Chart and figure data:
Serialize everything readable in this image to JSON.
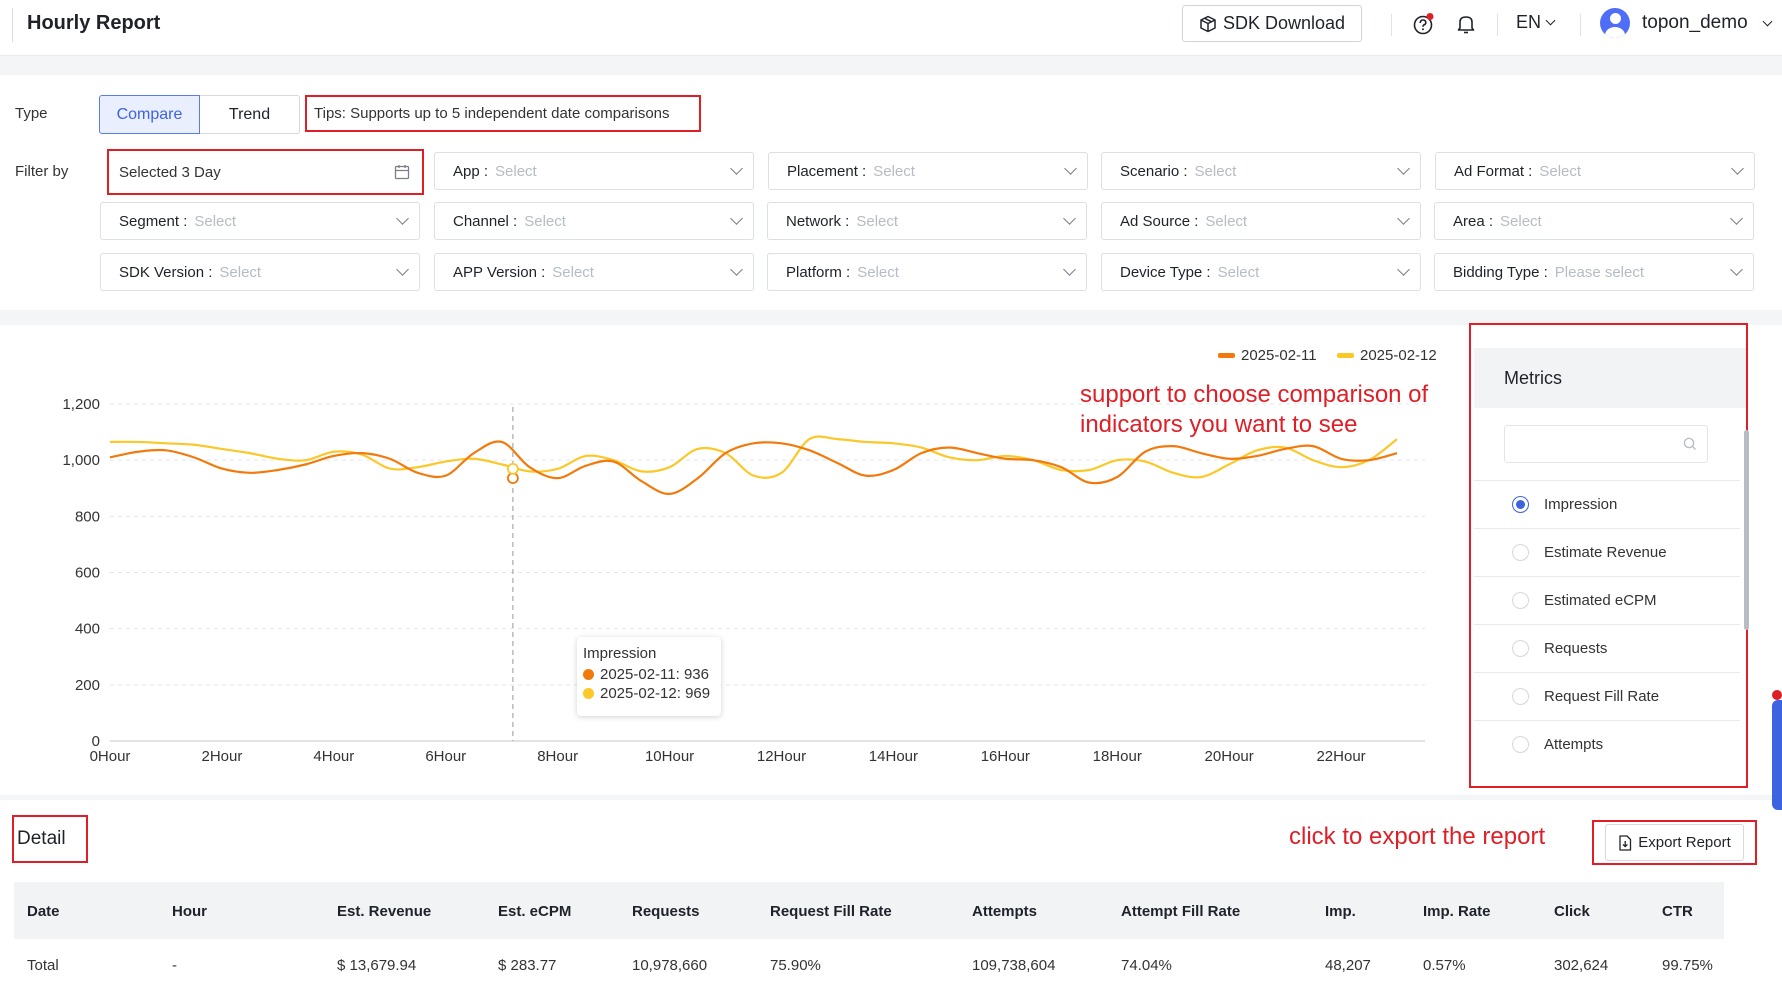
{
  "header": {
    "title": "Hourly Report",
    "sdk_download": "SDK Download",
    "language": "EN",
    "username": "topon_demo"
  },
  "filters": {
    "type_label": "Type",
    "type_options": [
      "Compare",
      "Trend"
    ],
    "selected_type": "Compare",
    "tips": "Tips: Supports up to 5 independent date comparisons",
    "filter_by_label": "Filter by",
    "date_value": "Selected 3 Day",
    "selects": [
      {
        "label": "App :",
        "placeholder": "Select"
      },
      {
        "label": "Placement :",
        "placeholder": "Select"
      },
      {
        "label": "Scenario :",
        "placeholder": "Select"
      },
      {
        "label": "Ad Format :",
        "placeholder": "Select"
      },
      {
        "label": "Segment :",
        "placeholder": "Select"
      },
      {
        "label": "Channel :",
        "placeholder": "Select"
      },
      {
        "label": "Network :",
        "placeholder": "Select"
      },
      {
        "label": "Ad Source :",
        "placeholder": "Select"
      },
      {
        "label": "Area :",
        "placeholder": "Select"
      },
      {
        "label": "SDK Version :",
        "placeholder": "Select"
      },
      {
        "label": "APP Version :",
        "placeholder": "Select"
      },
      {
        "label": "Platform :",
        "placeholder": "Select"
      },
      {
        "label": "Device Type :",
        "placeholder": "Select"
      },
      {
        "label": "Bidding Type :",
        "placeholder": "Please select"
      }
    ]
  },
  "annotations": {
    "metrics_note_line1": "support to choose comparison of",
    "metrics_note_line2": "indicators you want to see",
    "export_note": "click to export the report"
  },
  "chart_data": {
    "type": "line",
    "ylim": [
      0,
      1200
    ],
    "yticks": [
      "0",
      "200",
      "400",
      "600",
      "800",
      "1,000",
      "1,200"
    ],
    "xtick_labels": [
      "0Hour",
      "2Hour",
      "4Hour",
      "6Hour",
      "8Hour",
      "10Hour",
      "12Hour",
      "14Hour",
      "16Hour",
      "18Hour",
      "20Hour",
      "22Hour"
    ],
    "x": [
      0,
      0.5,
      1,
      1.5,
      2,
      2.5,
      3,
      3.5,
      4,
      4.5,
      5,
      5.5,
      6,
      6.5,
      7,
      7.5,
      8,
      8.5,
      9,
      9.5,
      10,
      10.5,
      11,
      11.5,
      12,
      12.5,
      13,
      13.5,
      14,
      14.5,
      15,
      15.5,
      16,
      16.5,
      17,
      17.5,
      18,
      18.5,
      19,
      19.5,
      20,
      20.5,
      21,
      21.5,
      22,
      22.5,
      23
    ],
    "series": [
      {
        "name": "2025-02-11",
        "color": "#f27a0c",
        "values": [
          1010,
          1030,
          1035,
          1010,
          970,
          955,
          965,
          985,
          1015,
          1025,
          1005,
          955,
          945,
          1025,
          1065,
          975,
          936,
          980,
          995,
          925,
          880,
          935,
          1025,
          1060,
          1060,
          1035,
          990,
          945,
          965,
          1025,
          1045,
          1025,
          1005,
          1000,
          975,
          920,
          940,
          1030,
          1050,
          1025,
          1005,
          1015,
          1040,
          1050,
          1005,
          1000,
          1025
        ]
      },
      {
        "name": "2025-02-12",
        "color": "#fbc82a",
        "values": [
          1065,
          1065,
          1060,
          1055,
          1040,
          1025,
          1005,
          1000,
          1030,
          1020,
          970,
          975,
          995,
          1005,
          985,
          960,
          969,
          1015,
          1000,
          960,
          975,
          1040,
          1025,
          945,
          955,
          1075,
          1075,
          1065,
          1060,
          1045,
          1010,
          1000,
          1015,
          1000,
          965,
          965,
          1000,
          995,
          955,
          940,
          985,
          1035,
          1045,
          1000,
          975,
          1000,
          1075
        ]
      }
    ],
    "tooltip": {
      "title": "Impression",
      "hour": 7.2,
      "values": [
        "2025-02-11: 936",
        "2025-02-12: 969"
      ]
    }
  },
  "metrics": {
    "title": "Metrics",
    "items": [
      "Impression",
      "Estimate Revenue",
      "Estimated eCPM",
      "Requests",
      "Request Fill Rate",
      "Attempts"
    ],
    "selected": "Impression"
  },
  "detail": {
    "title": "Detail",
    "export_label": "Export Report",
    "columns": [
      "Date",
      "Hour",
      "Est. Revenue",
      "Est. eCPM",
      "Requests",
      "Request Fill Rate",
      "Attempts",
      "Attempt Fill Rate",
      "Imp.",
      "Imp. Rate",
      "Click",
      "CTR"
    ],
    "total_row": [
      "Total",
      "-",
      "$ 13,679.94",
      "$ 283.77",
      "10,978,660",
      "75.90%",
      "109,738,604",
      "74.04%",
      "48,207",
      "0.57%",
      "302,624",
      "99.75%"
    ]
  }
}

*Required task:*
Without the pictures, write out every entry precisely as it appears.

*Solution to this problem:*
Serialize everything readable in this image to JSON.
{
  "header": {
    "title": "Hourly Report",
    "sdk_download": "SDK Download",
    "language": "EN",
    "username": "topon_demo"
  },
  "filters": {
    "type_label": "Type",
    "type_options": [
      "Compare",
      "Trend"
    ],
    "selected_type": "Compare",
    "tips": "Tips: Supports up to 5 independent date comparisons",
    "filter_by_label": "Filter by",
    "date_value": "Selected 3 Day",
    "selects": [
      {
        "label": "App :",
        "placeholder": "Select"
      },
      {
        "label": "Placement :",
        "placeholder": "Select"
      },
      {
        "label": "Scenario :",
        "placeholder": "Select"
      },
      {
        "label": "Ad Format :",
        "placeholder": "Select"
      },
      {
        "label": "Segment :",
        "placeholder": "Select"
      },
      {
        "label": "Channel :",
        "placeholder": "Select"
      },
      {
        "label": "Network :",
        "placeholder": "Select"
      },
      {
        "label": "Ad Source :",
        "placeholder": "Select"
      },
      {
        "label": "Area :",
        "placeholder": "Select"
      },
      {
        "label": "SDK Version :",
        "placeholder": "Select"
      },
      {
        "label": "APP Version :",
        "placeholder": "Select"
      },
      {
        "label": "Platform :",
        "placeholder": "Select"
      },
      {
        "label": "Device Type :",
        "placeholder": "Select"
      },
      {
        "label": "Bidding Type :",
        "placeholder": "Please select"
      }
    ]
  },
  "annotations": {
    "metrics_note_line1": "support to choose comparison of",
    "metrics_note_line2": "indicators you want to see",
    "export_note": "click to export the report"
  },
  "chart_data": {
    "type": "line",
    "ylim": [
      0,
      1200
    ],
    "yticks": [
      "0",
      "200",
      "400",
      "600",
      "800",
      "1,000",
      "1,200"
    ],
    "xtick_labels": [
      "0Hour",
      "2Hour",
      "4Hour",
      "6Hour",
      "8Hour",
      "10Hour",
      "12Hour",
      "14Hour",
      "16Hour",
      "18Hour",
      "20Hour",
      "22Hour"
    ],
    "x": [
      0,
      0.5,
      1,
      1.5,
      2,
      2.5,
      3,
      3.5,
      4,
      4.5,
      5,
      5.5,
      6,
      6.5,
      7,
      7.5,
      8,
      8.5,
      9,
      9.5,
      10,
      10.5,
      11,
      11.5,
      12,
      12.5,
      13,
      13.5,
      14,
      14.5,
      15,
      15.5,
      16,
      16.5,
      17,
      17.5,
      18,
      18.5,
      19,
      19.5,
      20,
      20.5,
      21,
      21.5,
      22,
      22.5,
      23
    ],
    "series": [
      {
        "name": "2025-02-11",
        "color": "#f27a0c",
        "values": [
          1010,
          1030,
          1035,
          1010,
          970,
          955,
          965,
          985,
          1015,
          1025,
          1005,
          955,
          945,
          1025,
          1065,
          975,
          936,
          980,
          995,
          925,
          880,
          935,
          1025,
          1060,
          1060,
          1035,
          990,
          945,
          965,
          1025,
          1045,
          1025,
          1005,
          1000,
          975,
          920,
          940,
          1030,
          1050,
          1025,
          1005,
          1015,
          1040,
          1050,
          1005,
          1000,
          1025
        ]
      },
      {
        "name": "2025-02-12",
        "color": "#fbc82a",
        "values": [
          1065,
          1065,
          1060,
          1055,
          1040,
          1025,
          1005,
          1000,
          1030,
          1020,
          970,
          975,
          995,
          1005,
          985,
          960,
          969,
          1015,
          1000,
          960,
          975,
          1040,
          1025,
          945,
          955,
          1075,
          1075,
          1065,
          1060,
          1045,
          1010,
          1000,
          1015,
          1000,
          965,
          965,
          1000,
          995,
          955,
          940,
          985,
          1035,
          1045,
          1000,
          975,
          1000,
          1075
        ]
      }
    ],
    "tooltip": {
      "title": "Impression",
      "hour": 7.2,
      "values": [
        "2025-02-11: 936",
        "2025-02-12: 969"
      ]
    }
  },
  "metrics": {
    "title": "Metrics",
    "items": [
      "Impression",
      "Estimate Revenue",
      "Estimated eCPM",
      "Requests",
      "Request Fill Rate",
      "Attempts"
    ],
    "selected": "Impression"
  },
  "detail": {
    "title": "Detail",
    "export_label": "Export Report",
    "columns": [
      "Date",
      "Hour",
      "Est. Revenue",
      "Est. eCPM",
      "Requests",
      "Request Fill Rate",
      "Attempts",
      "Attempt Fill Rate",
      "Imp.",
      "Imp. Rate",
      "Click",
      "CTR"
    ],
    "total_row": [
      "Total",
      "-",
      "$ 13,679.94",
      "$ 283.77",
      "10,978,660",
      "75.90%",
      "109,738,604",
      "74.04%",
      "48,207",
      "0.57%",
      "302,624",
      "99.75%"
    ]
  }
}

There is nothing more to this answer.